Dataset rows about figures =>
-----

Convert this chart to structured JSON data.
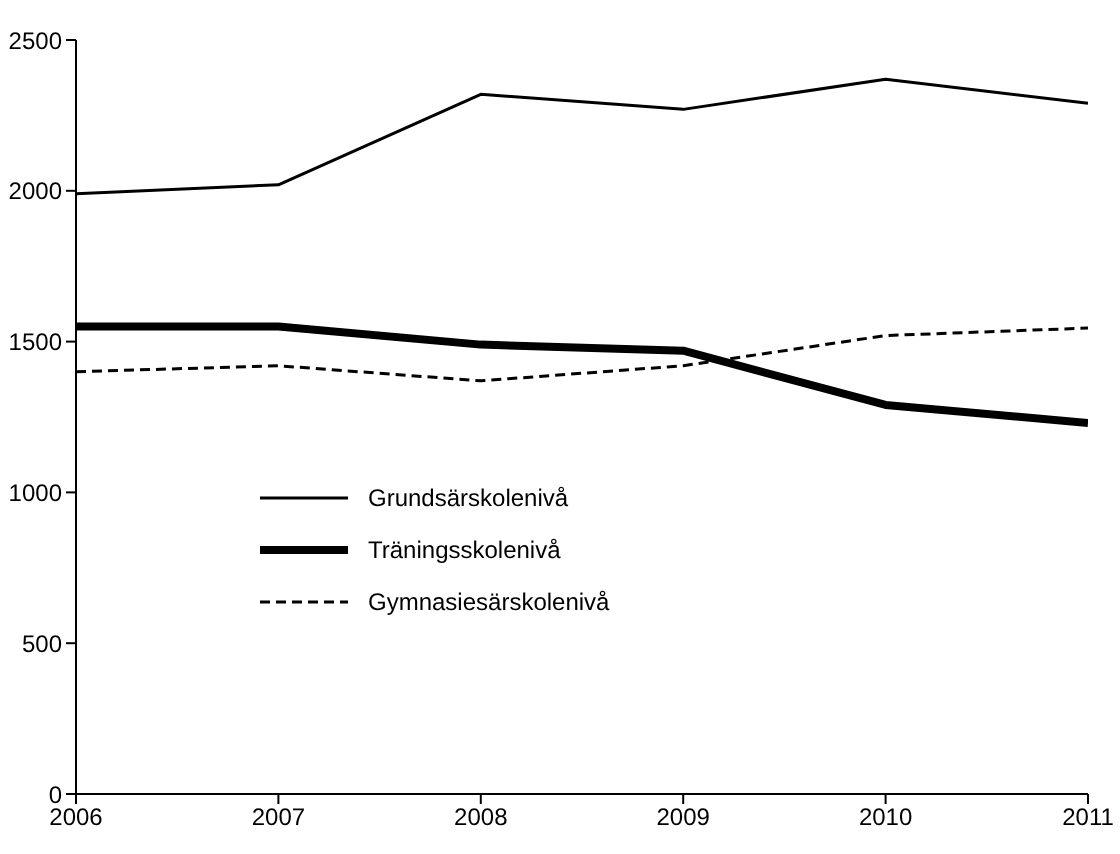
{
  "chart_data": {
    "type": "line",
    "x": [
      2006,
      2007,
      2008,
      2009,
      2010,
      2011
    ],
    "xlim": [
      2006,
      2011
    ],
    "xticks": [
      2006,
      2007,
      2008,
      2009,
      2010,
      2011
    ],
    "ylim": [
      0,
      2500
    ],
    "yticks": [
      0,
      500,
      1000,
      1500,
      2000,
      2500
    ],
    "grid": false,
    "legend": "left",
    "marker": "none",
    "series": [
      {
        "name": "Grundsärskolenivå",
        "color": "#000000",
        "line_style": "solid",
        "values": [
          1990,
          2020,
          2320,
          2270,
          2370,
          2290
        ]
      },
      {
        "name": "Träningsskolenivå",
        "color": "#000000",
        "line_style": "solid",
        "values": [
          1550,
          1550,
          1490,
          1470,
          1290,
          1230
        ]
      },
      {
        "name": "Gymnasiesärskolenivå",
        "color": "#000000",
        "line_style": "dashed",
        "values": [
          1400,
          1420,
          1370,
          1420,
          1520,
          1545
        ]
      }
    ]
  }
}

-----

Directive => Copy out all the records exactly, excluding pictures.

Completed task =>
Convert this chart to structured JSON data.
{
  "chart_data": {
    "type": "line",
    "x": [
      2006,
      2007,
      2008,
      2009,
      2010,
      2011
    ],
    "xlim": [
      2006,
      2011
    ],
    "xticks": [
      2006,
      2007,
      2008,
      2009,
      2010,
      2011
    ],
    "ylim": [
      0,
      2500
    ],
    "yticks": [
      0,
      500,
      1000,
      1500,
      2000,
      2500
    ],
    "grid": false,
    "legend": "left",
    "marker": "none",
    "series": [
      {
        "name": "Grundsärskolenivå",
        "color": "#000000",
        "line_style": "solid",
        "values": [
          1990,
          2020,
          2320,
          2270,
          2370,
          2290
        ]
      },
      {
        "name": "Träningsskolenivå",
        "color": "#000000",
        "line_style": "solid",
        "values": [
          1550,
          1550,
          1490,
          1470,
          1290,
          1230
        ]
      },
      {
        "name": "Gymnasiesärskolenivå",
        "color": "#000000",
        "line_style": "dashed",
        "values": [
          1400,
          1420,
          1370,
          1420,
          1520,
          1545
        ]
      }
    ]
  }
}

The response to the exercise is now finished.